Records
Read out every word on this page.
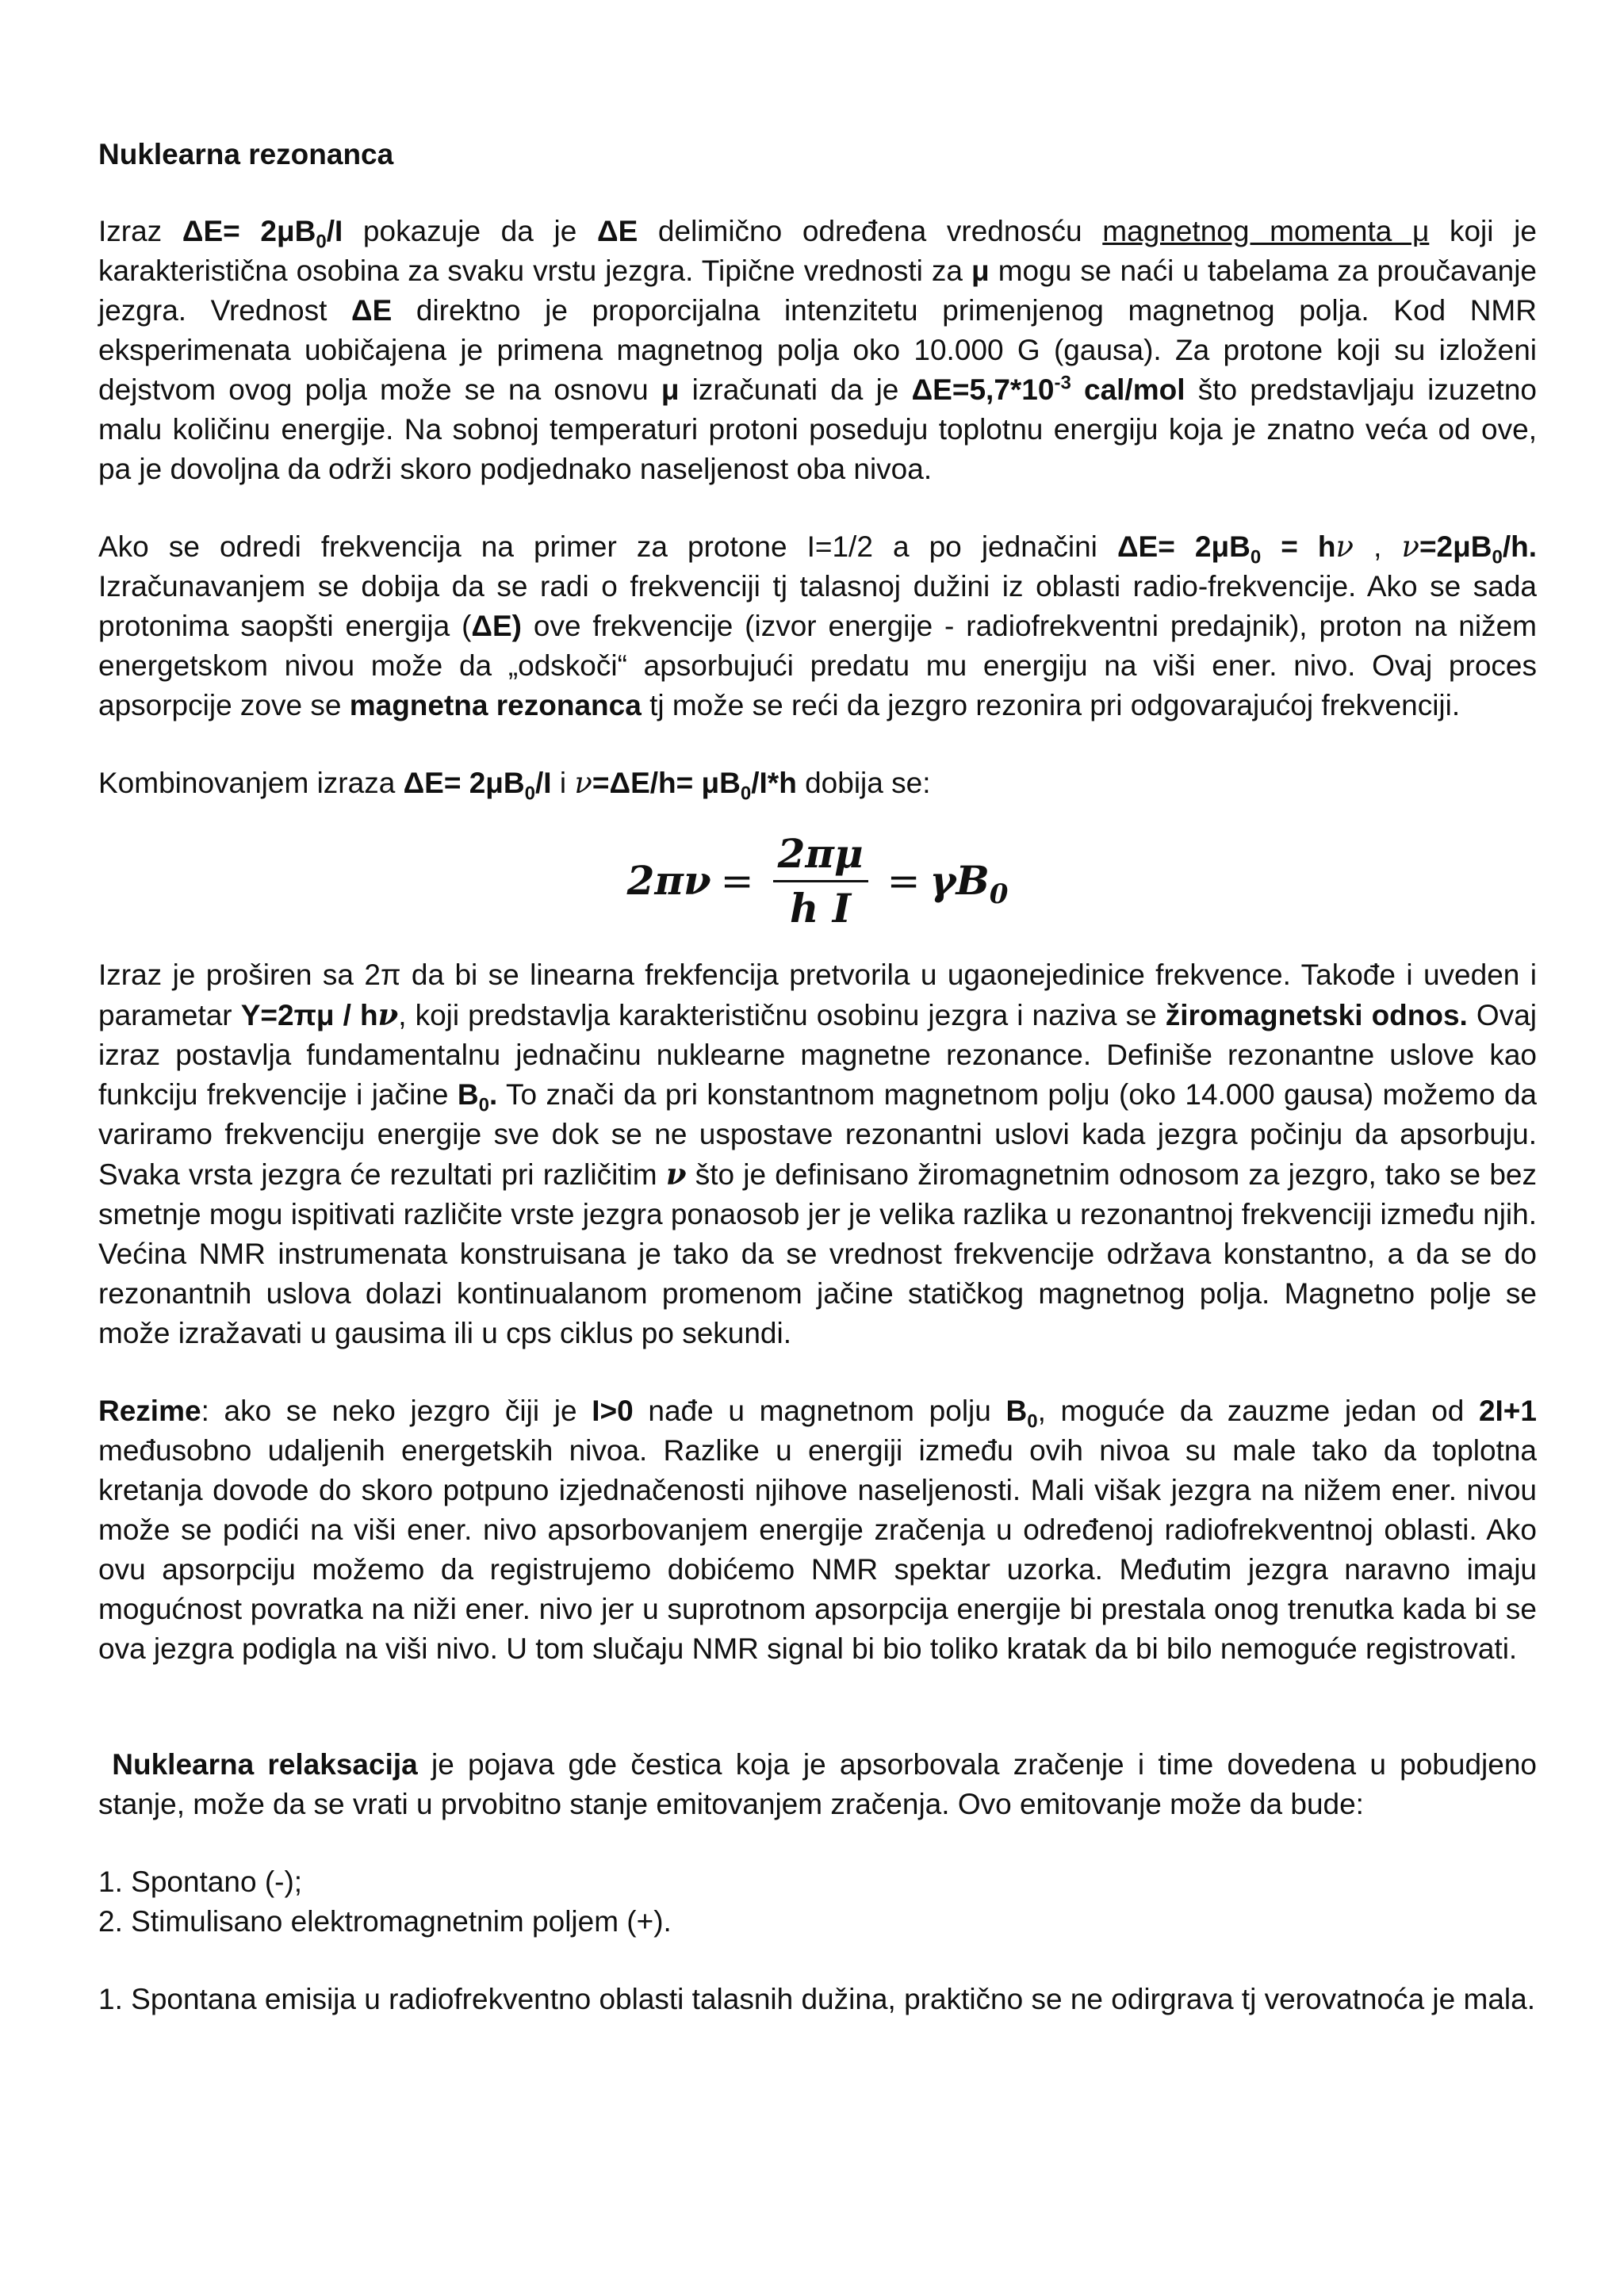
Nuklearna rezonanca

Izraz $\Delta E= 2\mu B_0/I$ pokazuje da je ΔE delimično određena vrednosću magnetnog momenta μ koji je karakteristična osobina za svaku vrstu jezgra. Tipične vrednosti za μ mogu se naći u tabelama za proučavanje jezgra. Vrednost ΔE direktno je proporcijalna intenzitetu primenjenog magnetnog polja. Kod NMR eksperimenata uobičajena je primena magnetnog polja oko 10.000 G (gausa). Za protone koji su izloženi dejstvom ovog polja može se na osnovu μ izračunati da je $\Delta E=5,7*10^{-3}$ cal/mol što predstavljaju izuzetno malu količinu energije. Na sobnoj temperaturi protoni poseduju toplotnu energiju koja je znatno veća od ove, pa je dovoljna da održi skoro podjednako naseljenost oba nivoa.

Ako se odredi frekvencija na primer za protone I=1/2 a po jednačini $\Delta E= 2\mu B_0 = h\nu$ , $\nu=2\mu B_0/h$. Izračunavanjem se dobija da se radi o frekvenciji tj talasnoj dužini iz oblasti radio-frekvencije. Ako se sada protonima saopšti energija (ΔE) ove frekvencije (izvor energije - radiofrekventni predajnik), proton na nižem energetskom nivou može da „odskoči“ apsorbujući predatu mu energiju na viši ener. nivo. Ovaj proces apsorpcije zove se magnetna rezonanca tj može se reći da jezgro rezonira pri odgovarajućoj frekvenciji.

Kombinovanjem izraza $\Delta E= 2\mu B_0/I$ i $\nu=\Delta E/h= \mu B_0/I*h$ dobija se:

$2\pi\nu = \frac{2\pi\mu}{\text{h I}} = \gamma B_0$

Izraz je proširen sa 2π da bi se linearna frekfencija pretvorila u ugaonejedinice frekvence. Takođe i uveden i parametar Y=2πμ / hν, koji predstavlja karakterističnu osobinu jezgra i naziva se žiromagnetski odnos. Ovaj izraz postavlja fundamentalnu jednačinu nuklearne magnetne rezonance. Definiše rezonantne uslove kao funkciju frekvencije i jačine $B_0$. To znači da pri konstantnom magnetnom polju (oko 14.000 gausa) možemo da variramo frekvenciju energije sve dok se ne uspostave rezonantni uslovi kada jezgra počinju da apsorbuju. Svaka vrsta jezgra će rezultati pri različitim ν što je definisano žiromagnetnim odnosom za jezgro, tako se bez smetnje mogu ispitivati različite vrste jezgra ponaosob jer je velika razlika u rezonantnoj frekvenciji između njih. Većina NMR instrumenata konstruisana je tako da se vrednost frekvencije održava konstantno, a da se do rezonantnih uslova dolazi kontinualanom promenom jačine statičkog magnetnog polja. Magnetno polje se može izražavati u gausima ili u cps ciklus po sekundi.

Rezime: ako se neko jezgro čiji je I>0 nađe u magnetnom polju $B_0$, moguće da zauzme jedan od 2I+1 međusobno udaljenih energetskih nivoa. Razlike u energiji između ovih nivoa su male tako da toplotna kretanja dovode do skoro potpuno izjednačenosti njihove naseljenosti. Mali višak jezgra na nižem ener. nivou može se podići na viši ener. nivo apsorbovanjem energije zračenja u određenoj radiofrekventnoj oblasti. Ako ovu apsorpciju možemo da registrujemo dobićemo NMR spektar uzorka. Međutim jezgra naravno imaju mogućnost povratka na niži ener. nivo jer u suprotnom apsorpcija energije bi prestala onog trenutka kada bi se ova jezgra podigla na viši nivo. U tom slučaju NMR signal bi bio toliko kratak da bi bilo nemoguće registrovati.

Nuklearna relaksacija je pojava gde čestica koja je apsorbovala zračenje i time dovedena u pobudjeno stanje, može da se vrati u prvobitno stanje emitovanjem zračenja. Ovo emitovanje može da bude:

1. Spontano (-);
2. Stimulisano elektromagnetnim poljem (+).

1. Spontana emisija u radiofrekventno oblasti talasnih dužina, praktično se ne odirgrava tj verovatnoća je mala.
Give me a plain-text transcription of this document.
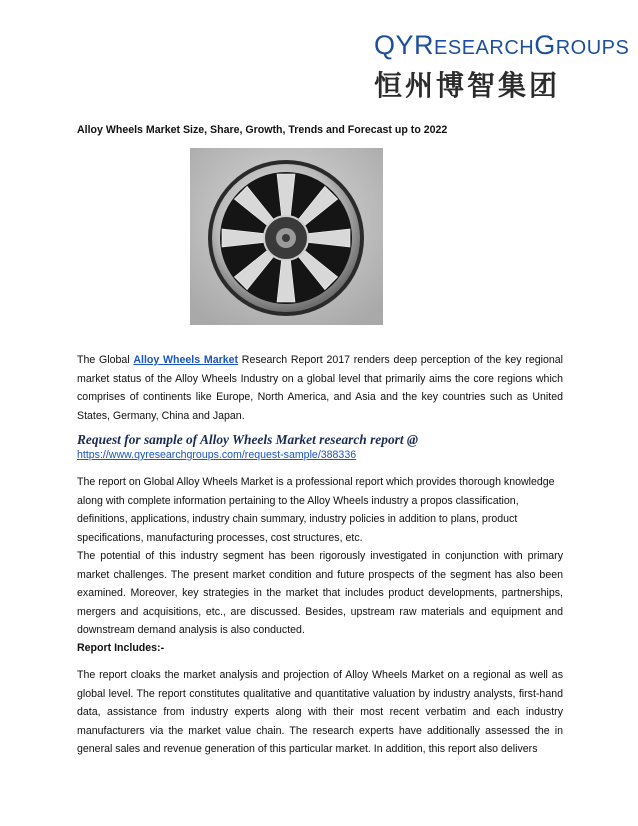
QYRESEARCHGROUPS
恒州博智集团
Alloy Wheels Market Size, Share, Growth, Trends and Forecast up to 2022
The Global Alloy Wheels Market Research Report 2017 renders deep perception of the key regional market status of the Alloy Wheels Industry on a global level that primarily aims the core regions which comprises of continents like Europe, North America, and Asia and the key countries such as United States, Germany, China and Japan.
Request for sample of Alloy Wheels Market research report @
https://www.qyresearchgroups.com/request-sample/388336
The report on Global Alloy Wheels Market is a professional report which provides thorough knowledge along with complete information pertaining to the Alloy Wheels industry a propos classification, definitions, applications, industry chain summary, industry policies in addition to plans, product specifications, manufacturing processes, cost structures, etc.
The potential of this industry segment has been rigorously investigated in conjunction with primary market challenges. The present market condition and future prospects of the segment has also been examined. Moreover, key strategies in the market that includes product developments, partnerships, mergers and acquisitions, etc., are discussed. Besides, upstream raw materials and equipment and downstream demand analysis is also conducted.
Report Includes:-
The report cloaks the market analysis and projection of Alloy Wheels Market on a regional as well as global level. The report constitutes qualitative and quantitative valuation by industry analysts, first-hand data, assistance from industry experts along with their most recent verbatim and each industry manufacturers via the market value chain. The research experts have additionally assessed the in general sales and revenue generation of this particular market. In addition, this report also delivers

STATED PROBLEM: Restate the data above word for word. Do not include the images.

FULL ANSWER:
Read out every word on this page.
Nuklearna rezonanca

Izraz $\Delta E= 2\mu B_0/I$ pokazuje da je ΔE delimično određena vrednosću magnetnog momenta μ koji je karakteristična osobina za svaku vrstu jezgra. Tipične vrednosti za μ mogu se naći u tabelama za proučavanje jezgra. Vrednost ΔE direktno je proporcijalna intenzitetu primenjenog magnetnog polja. Kod NMR eksperimenata uobičajena je primena magnetnog polja oko 10.000 G (gausa). Za protone koji su izloženi dejstvom ovog polja može se na osnovu μ izračunati da je $\Delta E=5,7*10^{-3}$ cal/mol što predstavljaju izuzetno malu količinu energije. Na sobnoj temperaturi protoni poseduju toplotnu energiju koja je znatno veća od ove, pa je dovoljna da održi skoro podjednako naseljenost oba nivoa.

Ako se odredi frekvencija na primer za protone I=1/2 a po jednačini $\Delta E= 2\mu B_0 = h\nu$ , $\nu=2\mu B_0/h$. Izračunavanjem se dobija da se radi o frekvenciji tj talasnoj dužini iz oblasti radio-frekvencije. Ako se sada protonima saopšti energija (ΔE) ove frekvencije (izvor energije - radiofrekventni predajnik), proton na nižem energetskom nivou može da „odskoči“ apsorbujući predatu mu energiju na viši ener. nivo. Ovaj proces apsorpcije zove se magnetna rezonanca tj može se reći da jezgro rezonira pri odgovarajućoj frekvenciji.

Kombinovanjem izraza $\Delta E= 2\mu B_0/I$ i $\nu=\Delta E/h= \mu B_0/I*h$ dobija se:

$2\pi\nu = \frac{2\pi\mu}{\text{h I}} = \gamma B_0$

Izraz je proširen sa 2π da bi se linearna frekfencija pretvorila u ugaonejedinice frekvence. Takođe i uveden i parametar Y=2πμ / hν, koji predstavlja karakterističnu osobinu jezgra i naziva se žiromagnetski odnos. Ovaj izraz postavlja fundamentalnu jednačinu nuklearne magnetne rezonance. Definiše rezonantne uslove kao funkciju frekvencije i jačine $B_0$. To znači da pri konstantnom magnetnom polju (oko 14.000 gausa) možemo da variramo frekvenciju energije sve dok se ne uspostave rezonantni uslovi kada jezgra počinju da apsorbuju. Svaka vrsta jezgra će rezultati pri različitim ν što je definisano žiromagnetnim odnosom za jezgro, tako se bez smetnje mogu ispitivati različite vrste jezgra ponaosob jer je velika razlika u rezonantnoj frekvenciji između njih. Većina NMR instrumenata konstruisana je tako da se vrednost frekvencije održava konstantno, a da se do rezonantnih uslova dolazi kontinualanom promenom jačine statičkog magnetnog polja. Magnetno polje se može izražavati u gausima ili u cps ciklus po sekundi.

Rezime: ako se neko jezgro čiji je I>0 nađe u magnetnom polju $B_0$, moguće da zauzme jedan od 2I+1 međusobno udaljenih energetskih nivoa. Razlike u energiji između ovih nivoa su male tako da toplotna kretanja dovode do skoro potpuno izjednačenosti njihove naseljenosti. Mali višak jezgra na nižem ener. nivou može se podići na viši ener. nivo apsorbovanjem energije zračenja u određenoj radiofrekventnoj oblasti. Ako ovu apsorpciju možemo da registrujemo dobićemo NMR spektar uzorka. Međutim jezgra naravno imaju mogućnost povratka na niži ener. nivo jer u suprotnom apsorpcija energije bi prestala onog trenutka kada bi se ova jezgra podigla na viši nivo. U tom slučaju NMR signal bi bio toliko kratak da bi bilo nemoguće registrovati.

Nuklearna relaksacija je pojava gde čestica koja je apsorbovala zračenje i time dovedena u pobudjeno stanje, može da se vrati u prvobitno stanje emitovanjem zračenja. Ovo emitovanje može da bude:

1. Spontano (-);
2. Stimulisano elektromagnetnim poljem (+).

1. Spontana emisija u radiofrekventno oblasti talasnih dužina, praktično se ne odirgrava tj verovatnoća je mala.
Give me a plain-text transcription of this document.
QYRESEARCHGROUPS
恒州博智集团
Alloy Wheels Market Size, Share, Growth, Trends and Forecast up to 2022
The Global Alloy Wheels Market Research Report 2017 renders deep perception of the key regional market status of the Alloy Wheels Industry on a global level that primarily aims the core regions which comprises of continents like Europe, North America, and Asia and the key countries such as United States, Germany, China and Japan.
Request for sample of Alloy Wheels Market research report @
https://www.qyresearchgroups.com/request-sample/388336
The report on Global Alloy Wheels Market is a professional report which provides thorough knowledge along with complete information pertaining to the Alloy Wheels industry a propos classification, definitions, applications, industry chain summary, industry policies in addition to plans, product specifications, manufacturing processes, cost structures, etc.
The potential of this industry segment has been rigorously investigated in conjunction with primary market challenges. The present market condition and future prospects of the segment has also been examined. Moreover, key strategies in the market that includes product developments, partnerships, mergers and acquisitions, etc., are discussed. Besides, upstream raw materials and equipment and downstream demand analysis is also conducted.
Report Includes:-
The report cloaks the market analysis and projection of Alloy Wheels Market on a regional as well as global level. The report constitutes qualitative and quantitative valuation by industry analysts, first-hand data, assistance from industry experts along with their most recent verbatim and each industry manufacturers via the market value chain. The research experts have additionally assessed the in general sales and revenue generation of this particular market. In addition, this report also delivers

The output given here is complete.